>>>
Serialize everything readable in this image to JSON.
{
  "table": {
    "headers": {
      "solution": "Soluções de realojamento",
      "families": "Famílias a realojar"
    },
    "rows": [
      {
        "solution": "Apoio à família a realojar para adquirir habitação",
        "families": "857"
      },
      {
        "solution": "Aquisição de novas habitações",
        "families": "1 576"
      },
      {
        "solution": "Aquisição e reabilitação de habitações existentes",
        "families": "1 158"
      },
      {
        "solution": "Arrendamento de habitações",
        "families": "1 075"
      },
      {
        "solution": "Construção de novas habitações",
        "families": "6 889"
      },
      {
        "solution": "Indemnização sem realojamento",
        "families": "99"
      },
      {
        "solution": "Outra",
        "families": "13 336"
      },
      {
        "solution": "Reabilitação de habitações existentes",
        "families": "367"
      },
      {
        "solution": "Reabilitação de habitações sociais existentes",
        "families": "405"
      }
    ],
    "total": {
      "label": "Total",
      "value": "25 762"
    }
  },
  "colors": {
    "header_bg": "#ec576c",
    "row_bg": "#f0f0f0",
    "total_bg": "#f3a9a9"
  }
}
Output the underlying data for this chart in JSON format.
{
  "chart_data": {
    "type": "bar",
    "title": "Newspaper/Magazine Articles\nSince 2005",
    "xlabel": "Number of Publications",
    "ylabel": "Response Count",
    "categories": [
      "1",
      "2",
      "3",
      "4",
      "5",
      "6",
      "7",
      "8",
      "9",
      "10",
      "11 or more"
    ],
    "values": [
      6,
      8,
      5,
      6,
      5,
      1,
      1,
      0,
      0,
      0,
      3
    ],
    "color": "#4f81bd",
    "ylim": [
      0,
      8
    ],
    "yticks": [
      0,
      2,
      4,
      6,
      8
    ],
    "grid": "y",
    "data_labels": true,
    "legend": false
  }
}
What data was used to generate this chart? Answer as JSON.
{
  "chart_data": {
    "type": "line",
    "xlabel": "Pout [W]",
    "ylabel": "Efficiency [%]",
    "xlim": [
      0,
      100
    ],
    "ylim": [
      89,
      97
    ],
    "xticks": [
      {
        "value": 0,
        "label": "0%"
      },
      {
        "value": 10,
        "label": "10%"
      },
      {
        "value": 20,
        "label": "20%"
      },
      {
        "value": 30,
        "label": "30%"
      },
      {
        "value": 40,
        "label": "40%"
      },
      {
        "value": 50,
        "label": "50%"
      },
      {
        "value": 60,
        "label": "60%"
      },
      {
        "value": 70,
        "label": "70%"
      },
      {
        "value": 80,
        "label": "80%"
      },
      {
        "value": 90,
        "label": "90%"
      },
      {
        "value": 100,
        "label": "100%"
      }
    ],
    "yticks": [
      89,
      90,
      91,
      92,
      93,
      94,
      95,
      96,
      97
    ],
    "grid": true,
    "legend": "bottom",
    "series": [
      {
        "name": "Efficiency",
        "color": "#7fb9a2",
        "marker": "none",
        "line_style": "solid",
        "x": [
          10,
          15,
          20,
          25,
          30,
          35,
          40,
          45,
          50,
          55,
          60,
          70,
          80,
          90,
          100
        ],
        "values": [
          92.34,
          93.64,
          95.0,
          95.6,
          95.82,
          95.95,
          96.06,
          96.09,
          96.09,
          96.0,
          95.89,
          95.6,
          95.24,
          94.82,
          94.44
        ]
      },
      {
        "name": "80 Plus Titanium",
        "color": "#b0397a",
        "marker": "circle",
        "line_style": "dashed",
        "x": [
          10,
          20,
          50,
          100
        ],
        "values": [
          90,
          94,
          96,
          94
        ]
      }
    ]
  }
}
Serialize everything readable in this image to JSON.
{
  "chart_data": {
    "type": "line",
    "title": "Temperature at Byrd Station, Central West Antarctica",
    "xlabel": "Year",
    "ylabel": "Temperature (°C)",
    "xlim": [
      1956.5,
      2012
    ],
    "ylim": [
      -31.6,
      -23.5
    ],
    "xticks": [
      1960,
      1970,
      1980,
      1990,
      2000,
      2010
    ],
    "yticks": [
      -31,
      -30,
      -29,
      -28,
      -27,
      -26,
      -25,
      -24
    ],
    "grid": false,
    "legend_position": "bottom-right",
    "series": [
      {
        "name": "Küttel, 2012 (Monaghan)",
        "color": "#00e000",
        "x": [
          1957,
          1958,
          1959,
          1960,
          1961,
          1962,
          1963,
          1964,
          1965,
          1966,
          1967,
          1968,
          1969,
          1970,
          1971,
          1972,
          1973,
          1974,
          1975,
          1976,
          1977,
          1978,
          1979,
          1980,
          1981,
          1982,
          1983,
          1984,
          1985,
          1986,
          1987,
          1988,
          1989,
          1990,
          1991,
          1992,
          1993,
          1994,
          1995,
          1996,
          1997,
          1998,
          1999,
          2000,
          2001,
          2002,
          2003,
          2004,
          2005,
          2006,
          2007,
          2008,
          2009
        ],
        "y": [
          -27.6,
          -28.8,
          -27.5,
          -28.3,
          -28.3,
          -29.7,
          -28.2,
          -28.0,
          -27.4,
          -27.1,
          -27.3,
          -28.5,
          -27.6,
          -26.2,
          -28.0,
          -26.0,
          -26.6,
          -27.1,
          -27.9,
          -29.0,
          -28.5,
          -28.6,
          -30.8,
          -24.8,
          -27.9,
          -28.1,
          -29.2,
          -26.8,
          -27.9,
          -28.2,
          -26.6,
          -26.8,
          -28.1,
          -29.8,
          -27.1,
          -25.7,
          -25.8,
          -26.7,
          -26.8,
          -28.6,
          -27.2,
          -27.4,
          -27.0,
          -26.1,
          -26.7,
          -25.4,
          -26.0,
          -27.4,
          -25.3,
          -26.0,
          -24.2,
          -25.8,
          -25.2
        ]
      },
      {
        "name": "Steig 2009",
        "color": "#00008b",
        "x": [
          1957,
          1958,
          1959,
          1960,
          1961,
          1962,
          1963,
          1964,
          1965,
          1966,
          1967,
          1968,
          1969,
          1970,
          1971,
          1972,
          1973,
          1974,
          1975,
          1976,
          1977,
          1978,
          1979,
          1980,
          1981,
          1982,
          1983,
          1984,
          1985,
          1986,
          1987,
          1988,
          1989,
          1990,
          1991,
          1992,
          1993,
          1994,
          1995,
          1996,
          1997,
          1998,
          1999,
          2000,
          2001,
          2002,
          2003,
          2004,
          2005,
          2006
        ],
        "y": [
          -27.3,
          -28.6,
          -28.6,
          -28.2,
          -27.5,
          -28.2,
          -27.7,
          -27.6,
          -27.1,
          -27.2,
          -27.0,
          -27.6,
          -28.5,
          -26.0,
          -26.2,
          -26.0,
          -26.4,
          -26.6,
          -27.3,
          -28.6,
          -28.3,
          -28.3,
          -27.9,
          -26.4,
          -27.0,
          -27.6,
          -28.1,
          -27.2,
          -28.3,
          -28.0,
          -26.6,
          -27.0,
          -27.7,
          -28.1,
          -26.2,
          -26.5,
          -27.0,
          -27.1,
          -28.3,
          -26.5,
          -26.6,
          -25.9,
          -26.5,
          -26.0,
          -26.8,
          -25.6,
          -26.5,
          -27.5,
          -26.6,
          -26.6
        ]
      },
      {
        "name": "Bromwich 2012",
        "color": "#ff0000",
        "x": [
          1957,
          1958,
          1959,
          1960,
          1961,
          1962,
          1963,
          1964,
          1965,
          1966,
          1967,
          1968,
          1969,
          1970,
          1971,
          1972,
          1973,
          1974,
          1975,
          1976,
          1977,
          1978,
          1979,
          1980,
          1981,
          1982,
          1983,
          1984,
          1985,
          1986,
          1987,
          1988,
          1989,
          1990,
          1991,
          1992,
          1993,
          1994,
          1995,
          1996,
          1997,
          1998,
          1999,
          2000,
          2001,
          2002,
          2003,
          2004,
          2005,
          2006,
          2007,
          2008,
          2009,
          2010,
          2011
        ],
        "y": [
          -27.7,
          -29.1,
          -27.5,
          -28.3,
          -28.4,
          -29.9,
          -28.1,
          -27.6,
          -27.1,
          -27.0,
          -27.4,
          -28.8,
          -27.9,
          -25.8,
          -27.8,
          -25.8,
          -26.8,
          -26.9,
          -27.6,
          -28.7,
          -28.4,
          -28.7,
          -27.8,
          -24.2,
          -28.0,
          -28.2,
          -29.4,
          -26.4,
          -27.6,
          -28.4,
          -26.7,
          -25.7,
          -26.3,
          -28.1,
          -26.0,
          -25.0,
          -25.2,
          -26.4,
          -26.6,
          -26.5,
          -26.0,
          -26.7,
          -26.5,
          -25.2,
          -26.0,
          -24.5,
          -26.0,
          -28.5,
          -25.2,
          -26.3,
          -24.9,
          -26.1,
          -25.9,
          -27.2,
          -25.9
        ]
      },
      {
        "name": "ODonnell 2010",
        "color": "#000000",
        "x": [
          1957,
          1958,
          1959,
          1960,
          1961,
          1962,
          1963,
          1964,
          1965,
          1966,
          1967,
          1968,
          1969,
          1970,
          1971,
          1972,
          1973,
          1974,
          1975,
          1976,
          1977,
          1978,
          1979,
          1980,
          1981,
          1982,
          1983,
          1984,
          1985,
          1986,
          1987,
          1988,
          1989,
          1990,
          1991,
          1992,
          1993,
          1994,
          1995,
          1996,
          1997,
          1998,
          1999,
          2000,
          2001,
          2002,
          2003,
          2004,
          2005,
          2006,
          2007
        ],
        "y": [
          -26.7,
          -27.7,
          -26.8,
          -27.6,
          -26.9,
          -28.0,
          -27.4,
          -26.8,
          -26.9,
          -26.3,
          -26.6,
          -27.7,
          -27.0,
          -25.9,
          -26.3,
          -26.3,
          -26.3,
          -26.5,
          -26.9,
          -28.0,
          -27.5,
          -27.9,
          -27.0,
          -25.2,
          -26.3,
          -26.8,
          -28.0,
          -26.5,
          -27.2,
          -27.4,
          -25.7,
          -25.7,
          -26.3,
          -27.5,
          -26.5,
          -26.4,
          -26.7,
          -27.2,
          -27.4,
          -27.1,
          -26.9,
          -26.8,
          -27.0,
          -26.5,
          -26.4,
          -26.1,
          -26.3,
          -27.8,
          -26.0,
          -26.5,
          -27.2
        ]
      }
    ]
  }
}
<<<
What you will do -
Find every line in the records that has the string "JSON", then state how many there are and nothing else.

Task result -
4